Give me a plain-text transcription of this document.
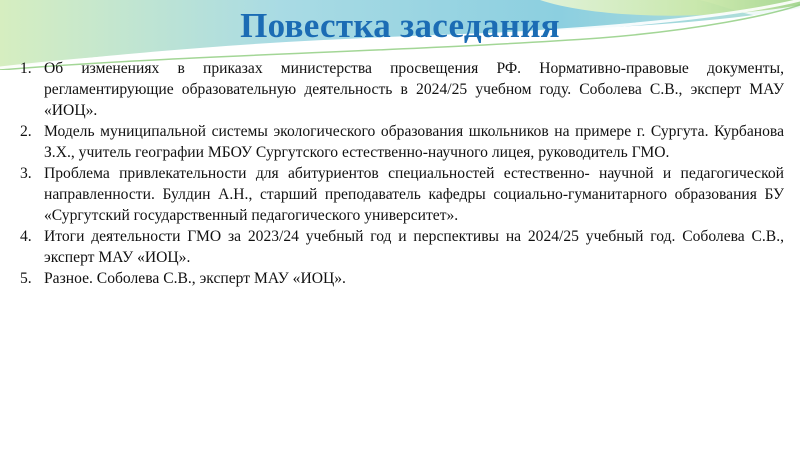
Повестка заседания
1. Об изменениях в приказах министерства просвещения РФ. Нормативно-правовые документы, регламентирующие образовательную деятельность в 2024/25 учебном году. Соболева С.В., эксперт МАУ «ИОЦ».
2. Модель муниципальной системы экологического образования школьников на примере г. Сургута. Курбанова З.Х., учитель географии МБОУ Сургутского естественно-научного лицея, руководитель ГМО.
3. Проблема привлекательности для абитуриентов специальностей естественно- научной и педагогической направленности. Булдин А.Н., старший преподаватель кафедры социально-гуманитарного образования БУ «Сургутский государственный педагогического университет».
4. Итоги деятельности ГМО за 2023/24 учебный год и перспективы на 2024/25 учебный год. Соболева С.В., эксперт МАУ «ИОЦ».
5. Разное. Соболева С.В., эксперт МАУ «ИОЦ».
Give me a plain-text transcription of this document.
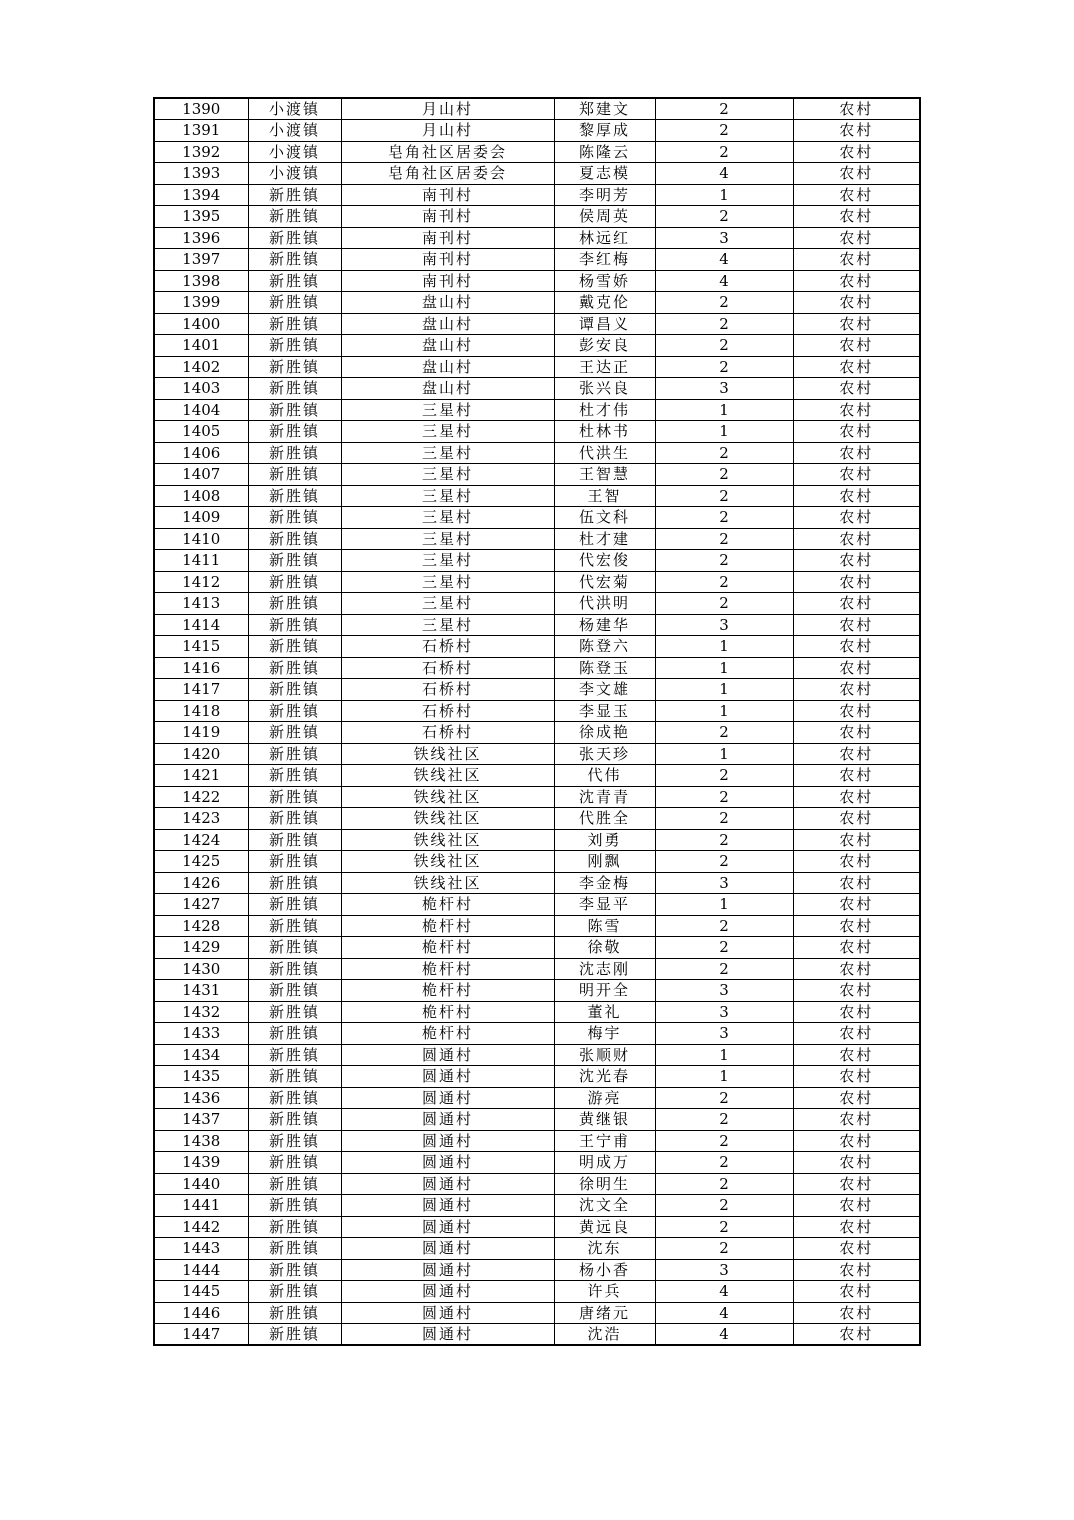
1390	小渡镇	月山村	郑建文	2	农村
1391	小渡镇	月山村	黎厚成	2	农村
1392	小渡镇	皂角社区居委会	陈隆云	2	农村
1393	小渡镇	皂角社区居委会	夏志模	4	农村
1394	新胜镇	南刊村	李明芳	1	农村
1395	新胜镇	南刊村	侯周英	2	农村
1396	新胜镇	南刊村	林远红	3	农村
1397	新胜镇	南刊村	李红梅	4	农村
1398	新胜镇	南刊村	杨雪娇	4	农村
1399	新胜镇	盘山村	戴克伦	2	农村
1400	新胜镇	盘山村	谭昌义	2	农村
1401	新胜镇	盘山村	彭安良	2	农村
1402	新胜镇	盘山村	王达正	2	农村
1403	新胜镇	盘山村	张兴良	3	农村
1404	新胜镇	三星村	杜才伟	1	农村
1405	新胜镇	三星村	杜林书	1	农村
1406	新胜镇	三星村	代洪生	2	农村
1407	新胜镇	三星村	王智慧	2	农村
1408	新胜镇	三星村	王智	2	农村
1409	新胜镇	三星村	伍文科	2	农村
1410	新胜镇	三星村	杜才建	2	农村
1411	新胜镇	三星村	代宏俊	2	农村
1412	新胜镇	三星村	代宏菊	2	农村
1413	新胜镇	三星村	代洪明	2	农村
1414	新胜镇	三星村	杨建华	3	农村
1415	新胜镇	石桥村	陈登六	1	农村
1416	新胜镇	石桥村	陈登玉	1	农村
1417	新胜镇	石桥村	李文雄	1	农村
1418	新胜镇	石桥村	李显玉	1	农村
1419	新胜镇	石桥村	徐成艳	2	农村
1420	新胜镇	铁线社区	张天珍	1	农村
1421	新胜镇	铁线社区	代伟	2	农村
1422	新胜镇	铁线社区	沈青青	2	农村
1423	新胜镇	铁线社区	代胜全	2	农村
1424	新胜镇	铁线社区	刘勇	2	农村
1425	新胜镇	铁线社区	刚飘	2	农村
1426	新胜镇	铁线社区	李金梅	3	农村
1427	新胜镇	桅杆村	李显平	1	农村
1428	新胜镇	桅杆村	陈雪	2	农村
1429	新胜镇	桅杆村	徐敬	2	农村
1430	新胜镇	桅杆村	沈志刚	2	农村
1431	新胜镇	桅杆村	明开全	3	农村
1432	新胜镇	桅杆村	董礼	3	农村
1433	新胜镇	桅杆村	梅宇	3	农村
1434	新胜镇	圆通村	张顺财	1	农村
1435	新胜镇	圆通村	沈光春	1	农村
1436	新胜镇	圆通村	游亮	2	农村
1437	新胜镇	圆通村	黄继银	2	农村
1438	新胜镇	圆通村	王宁甫	2	农村
1439	新胜镇	圆通村	明成万	2	农村
1440	新胜镇	圆通村	徐明生	2	农村
1441	新胜镇	圆通村	沈文全	2	农村
1442	新胜镇	圆通村	黄远良	2	农村
1443	新胜镇	圆通村	沈东	2	农村
1444	新胜镇	圆通村	杨小香	3	农村
1445	新胜镇	圆通村	许兵	4	农村
1446	新胜镇	圆通村	唐绪元	4	农村
1447	新胜镇	圆通村	沈浩	4	农村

_GIVEN TASK_:
Go through the material above and count the lines that contain "皂角社区居委会"; give that number alone.

_SOLVED PROBLEM_:
2